§ **Exercise brief**
Please format the lines below as a numbered list, omitting any blank lines.

[Annotated listings of elements]

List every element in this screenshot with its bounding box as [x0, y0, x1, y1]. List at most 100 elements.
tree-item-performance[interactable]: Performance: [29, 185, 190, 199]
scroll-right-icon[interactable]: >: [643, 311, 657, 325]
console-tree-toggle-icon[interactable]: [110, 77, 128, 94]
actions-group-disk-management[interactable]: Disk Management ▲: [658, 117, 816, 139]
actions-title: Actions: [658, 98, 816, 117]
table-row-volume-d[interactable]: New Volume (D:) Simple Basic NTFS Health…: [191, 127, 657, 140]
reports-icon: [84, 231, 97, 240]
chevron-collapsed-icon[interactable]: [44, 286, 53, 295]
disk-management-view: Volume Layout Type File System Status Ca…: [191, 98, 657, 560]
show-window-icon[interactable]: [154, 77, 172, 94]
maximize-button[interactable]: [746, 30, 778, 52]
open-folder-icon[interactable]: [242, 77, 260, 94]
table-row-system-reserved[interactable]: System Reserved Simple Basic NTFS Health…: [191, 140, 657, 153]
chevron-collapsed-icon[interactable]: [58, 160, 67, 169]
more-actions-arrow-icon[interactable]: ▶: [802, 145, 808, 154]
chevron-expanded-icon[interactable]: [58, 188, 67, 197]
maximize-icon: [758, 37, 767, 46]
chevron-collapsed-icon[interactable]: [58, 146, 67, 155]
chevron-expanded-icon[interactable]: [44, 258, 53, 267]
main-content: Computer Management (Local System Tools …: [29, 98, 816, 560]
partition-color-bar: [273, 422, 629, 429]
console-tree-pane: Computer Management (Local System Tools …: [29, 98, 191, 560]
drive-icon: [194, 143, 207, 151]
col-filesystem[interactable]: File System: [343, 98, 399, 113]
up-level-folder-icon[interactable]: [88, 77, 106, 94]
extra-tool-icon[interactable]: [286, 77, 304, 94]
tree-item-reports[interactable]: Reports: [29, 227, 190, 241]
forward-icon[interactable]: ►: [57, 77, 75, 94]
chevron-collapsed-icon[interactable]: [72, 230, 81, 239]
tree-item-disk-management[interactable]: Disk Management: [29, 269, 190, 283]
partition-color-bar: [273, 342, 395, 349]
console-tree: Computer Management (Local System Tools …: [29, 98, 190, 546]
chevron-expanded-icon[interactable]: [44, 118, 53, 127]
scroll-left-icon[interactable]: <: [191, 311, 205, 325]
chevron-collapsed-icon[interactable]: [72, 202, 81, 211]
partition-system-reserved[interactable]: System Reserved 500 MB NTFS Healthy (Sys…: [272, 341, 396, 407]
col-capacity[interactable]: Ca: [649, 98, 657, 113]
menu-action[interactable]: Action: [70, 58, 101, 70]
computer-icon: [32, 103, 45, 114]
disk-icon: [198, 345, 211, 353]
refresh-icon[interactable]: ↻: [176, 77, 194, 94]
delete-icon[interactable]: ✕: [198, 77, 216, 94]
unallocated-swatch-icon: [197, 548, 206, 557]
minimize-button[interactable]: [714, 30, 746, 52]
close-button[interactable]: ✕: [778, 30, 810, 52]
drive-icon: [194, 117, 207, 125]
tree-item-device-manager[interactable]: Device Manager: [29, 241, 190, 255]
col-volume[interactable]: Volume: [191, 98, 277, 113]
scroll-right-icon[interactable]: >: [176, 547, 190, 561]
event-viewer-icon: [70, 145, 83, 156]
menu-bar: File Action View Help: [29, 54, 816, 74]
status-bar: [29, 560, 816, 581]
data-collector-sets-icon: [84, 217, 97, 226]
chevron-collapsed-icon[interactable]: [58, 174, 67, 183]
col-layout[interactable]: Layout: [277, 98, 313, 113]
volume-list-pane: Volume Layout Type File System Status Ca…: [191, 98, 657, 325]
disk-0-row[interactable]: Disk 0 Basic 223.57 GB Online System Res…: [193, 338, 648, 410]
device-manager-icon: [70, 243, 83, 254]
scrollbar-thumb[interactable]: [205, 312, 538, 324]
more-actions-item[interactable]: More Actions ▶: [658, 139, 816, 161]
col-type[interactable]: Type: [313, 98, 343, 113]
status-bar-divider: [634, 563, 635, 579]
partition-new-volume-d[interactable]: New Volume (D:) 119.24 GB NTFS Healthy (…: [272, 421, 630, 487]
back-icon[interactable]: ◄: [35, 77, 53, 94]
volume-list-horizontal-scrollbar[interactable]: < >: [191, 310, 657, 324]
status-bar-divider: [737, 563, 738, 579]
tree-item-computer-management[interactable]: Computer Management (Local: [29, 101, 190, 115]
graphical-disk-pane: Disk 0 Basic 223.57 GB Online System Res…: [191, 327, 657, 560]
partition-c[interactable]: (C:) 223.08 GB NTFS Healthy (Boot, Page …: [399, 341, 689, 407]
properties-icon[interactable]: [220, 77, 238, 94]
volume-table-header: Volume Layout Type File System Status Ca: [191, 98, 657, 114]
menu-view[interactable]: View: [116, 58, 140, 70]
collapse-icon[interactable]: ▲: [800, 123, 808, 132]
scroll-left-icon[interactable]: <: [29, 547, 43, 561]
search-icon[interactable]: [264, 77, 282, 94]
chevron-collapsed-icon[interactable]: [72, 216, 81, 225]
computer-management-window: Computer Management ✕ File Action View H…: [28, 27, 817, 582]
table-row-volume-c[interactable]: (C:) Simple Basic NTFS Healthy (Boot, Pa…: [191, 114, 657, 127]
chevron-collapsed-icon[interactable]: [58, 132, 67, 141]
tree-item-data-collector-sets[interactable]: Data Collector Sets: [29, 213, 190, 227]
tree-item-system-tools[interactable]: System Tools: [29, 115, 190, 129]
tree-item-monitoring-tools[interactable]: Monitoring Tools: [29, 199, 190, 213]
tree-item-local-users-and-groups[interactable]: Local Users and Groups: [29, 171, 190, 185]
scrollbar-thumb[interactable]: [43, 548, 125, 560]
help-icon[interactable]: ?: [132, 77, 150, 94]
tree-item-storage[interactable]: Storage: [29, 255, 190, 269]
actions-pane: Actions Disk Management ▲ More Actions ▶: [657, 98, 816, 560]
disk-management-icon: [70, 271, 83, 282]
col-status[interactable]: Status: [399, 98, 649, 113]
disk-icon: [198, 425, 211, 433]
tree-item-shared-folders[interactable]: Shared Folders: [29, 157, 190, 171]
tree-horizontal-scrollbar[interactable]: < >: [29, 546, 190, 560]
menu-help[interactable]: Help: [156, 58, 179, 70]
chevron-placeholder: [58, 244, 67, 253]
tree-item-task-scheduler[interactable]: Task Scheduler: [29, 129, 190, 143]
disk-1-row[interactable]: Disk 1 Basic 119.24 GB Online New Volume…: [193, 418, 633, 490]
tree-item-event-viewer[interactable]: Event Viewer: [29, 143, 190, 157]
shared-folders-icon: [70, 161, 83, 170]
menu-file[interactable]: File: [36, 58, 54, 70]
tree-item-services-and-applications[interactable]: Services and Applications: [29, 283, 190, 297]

§ **Completed task**
1. List every element in this screenshot with its bounding box as [x0, y0, x1, y1]. List at most 100 elements.
2. tree-item-performance[interactable]: Performance: [29, 185, 190, 199]
3. scroll-right-icon[interactable]: >: [643, 311, 657, 325]
4. console-tree-toggle-icon[interactable]: [110, 77, 128, 94]
5. actions-group-disk-management[interactable]: Disk Management ▲: [658, 117, 816, 139]
6. actions-title: Actions: [658, 98, 816, 117]
7. table-row-volume-d[interactable]: New Volume (D:) Simple Basic NTFS Health…: [191, 127, 657, 140]
8. reports-icon: [84, 231, 97, 240]
9. chevron-collapsed-icon[interactable]: [44, 286, 53, 295]
10. disk-management-view: Volume Layout Type File System Status Ca…: [191, 98, 657, 560]
11. show-window-icon[interactable]: [154, 77, 172, 94]
12. maximize-button[interactable]: [746, 30, 778, 52]
13. open-folder-icon[interactable]: [242, 77, 260, 94]
14. table-row-system-reserved[interactable]: System Reserved Simple Basic NTFS Health…: [191, 140, 657, 153]
15. chevron-collapsed-icon[interactable]: [58, 160, 67, 169]
16. more-actions-arrow-icon[interactable]: ▶: [802, 145, 808, 154]
17. chevron-expanded-icon[interactable]: [58, 188, 67, 197]
18. maximize-icon: [758, 37, 767, 46]
19. chevron-collapsed-icon[interactable]: [58, 146, 67, 155]
20. chevron-expanded-icon[interactable]: [44, 258, 53, 267]
21. main-content: Computer Management (Local System Tools …: [29, 98, 816, 560]
22. partition-color-bar: [273, 422, 629, 429]
23. console-tree-pane: Computer Management (Local System Tools …: [29, 98, 191, 560]
24. drive-icon: [194, 143, 207, 151]
25. col-filesystem[interactable]: File System: [343, 98, 399, 113]
26. up-level-folder-icon[interactable]: [88, 77, 106, 94]
27. extra-tool-icon[interactable]: [286, 77, 304, 94]
28. tree-item-reports[interactable]: Reports: [29, 227, 190, 241]
29. forward-icon[interactable]: ►: [57, 77, 75, 94]
30. chevron-collapsed-icon[interactable]: [72, 230, 81, 239]
31. tree-item-disk-management[interactable]: Disk Management: [29, 269, 190, 283]
32. partition-color-bar: [273, 342, 395, 349]
33. console-tree: Computer Management (Local System Tools …: [29, 98, 190, 546]
34. chevron-expanded-icon[interactable]: [44, 118, 53, 127]
35. scroll-left-icon[interactable]: <: [191, 311, 205, 325]
36. chevron-collapsed-icon[interactable]: [72, 202, 81, 211]
37. partition-system-reserved[interactable]: System Reserved 500 MB NTFS Healthy (Sys…: [272, 341, 396, 407]
38. col-capacity[interactable]: Ca: [649, 98, 657, 113]
39. menu-action[interactable]: Action: [70, 58, 101, 70]
40. computer-icon: [32, 103, 45, 114]
41. disk-icon: [198, 345, 211, 353]
42. refresh-icon[interactable]: ↻: [176, 77, 194, 94]
43. delete-icon[interactable]: ✕: [198, 77, 216, 94]
44. unallocated-swatch-icon: [197, 548, 206, 557]
45. minimize-button[interactable]: [714, 30, 746, 52]
46. close-button[interactable]: ✕: [778, 30, 810, 52]
47. drive-icon: [194, 117, 207, 125]
48. tree-item-device-manager[interactable]: Device Manager: [29, 241, 190, 255]
49. col-volume[interactable]: Volume: [191, 98, 277, 113]
50. scroll-right-icon[interactable]: >: [176, 547, 190, 561]
51. event-viewer-icon: [70, 145, 83, 156]
52. menu-bar: File Action View Help: [29, 54, 816, 74]
53. status-bar: [29, 560, 816, 581]
54. data-collector-sets-icon: [84, 217, 97, 226]
55. chevron-collapsed-icon[interactable]: [58, 174, 67, 183]
56. col-layout[interactable]: Layout: [277, 98, 313, 113]
57. volume-list-pane: Volume Layout Type File System Status Ca…: [191, 98, 657, 325]
58. disk-0-row[interactable]: Disk 0 Basic 223.57 GB Online System Res…: [193, 338, 648, 410]
59. device-manager-icon: [70, 243, 83, 254]
60. scrollbar-thumb[interactable]: [205, 312, 538, 324]
61. more-actions-item[interactable]: More Actions ▶: [658, 139, 816, 161]
62. col-type[interactable]: Type: [313, 98, 343, 113]
63. status-bar-divider: [634, 563, 635, 579]
64. partition-new-volume-d[interactable]: New Volume (D:) 119.24 GB NTFS Healthy (…: [272, 421, 630, 487]
65. back-icon[interactable]: ◄: [35, 77, 53, 94]
66. volume-list-horizontal-scrollbar[interactable]: < >: [191, 310, 657, 324]
67. status-bar-divider: [737, 563, 738, 579]
68. tree-item-computer-management[interactable]: Computer Management (Local: [29, 101, 190, 115]
69. graphical-disk-pane: Disk 0 Basic 223.57 GB Online System Res…: [191, 327, 657, 560]
70. partition-c[interactable]: (C:) 223.08 GB NTFS Healthy (Boot, Page …: [399, 341, 689, 407]
71. properties-icon[interactable]: [220, 77, 238, 94]
72. volume-table-header: Volume Layout Type File System Status Ca: [191, 98, 657, 114]
73. menu-view[interactable]: View: [116, 58, 140, 70]
74. collapse-icon[interactable]: ▲: [800, 123, 808, 132]
75. scroll-left-icon[interactable]: <: [29, 547, 43, 561]
76. search-icon[interactable]: [264, 77, 282, 94]
77. chevron-collapsed-icon[interactable]: [72, 216, 81, 225]
78. computer-management-window: Computer Management ✕ File Action View H…: [28, 27, 817, 582]
79. table-row-volume-c[interactable]: (C:) Simple Basic NTFS Healthy (Boot, Pa…: [191, 114, 657, 127]
80. chevron-collapsed-icon[interactable]: [58, 132, 67, 141]
81. tree-item-data-collector-sets[interactable]: Data Collector Sets: [29, 213, 190, 227]
82. tree-item-system-tools[interactable]: System Tools: [29, 115, 190, 129]
83. tree-item-monitoring-tools[interactable]: Monitoring Tools: [29, 199, 190, 213]
84. tree-item-local-users-and-groups[interactable]: Local Users and Groups: [29, 171, 190, 185]
85. scrollbar-thumb[interactable]: [43, 548, 125, 560]
86. help-icon[interactable]: ?: [132, 77, 150, 94]
87. tree-item-storage[interactable]: Storage: [29, 255, 190, 269]
88. actions-pane: Actions Disk Management ▲ More Actions ▶: [657, 98, 816, 560]
89. disk-management-icon: [70, 271, 83, 282]
90. col-status[interactable]: Status: [399, 98, 649, 113]
91. disk-icon: [198, 425, 211, 433]
92. tree-item-shared-folders[interactable]: Shared Folders: [29, 157, 190, 171]
93. tree-horizontal-scrollbar[interactable]: < >: [29, 546, 190, 560]
94. menu-help[interactable]: Help: [156, 58, 179, 70]
95. chevron-placeholder: [58, 244, 67, 253]
96. tree-item-task-scheduler[interactable]: Task Scheduler: [29, 129, 190, 143]
97. disk-1-row[interactable]: Disk 1 Basic 119.24 GB Online New Volume…: [193, 418, 633, 490]
98. tree-item-event-viewer[interactable]: Event Viewer: [29, 143, 190, 157]
99. shared-folders-icon: [70, 161, 83, 170]
100. menu-file[interactable]: File: [36, 58, 54, 70]
101. tree-item-services-and-applications[interactable]: Services and Applications: [29, 283, 190, 297]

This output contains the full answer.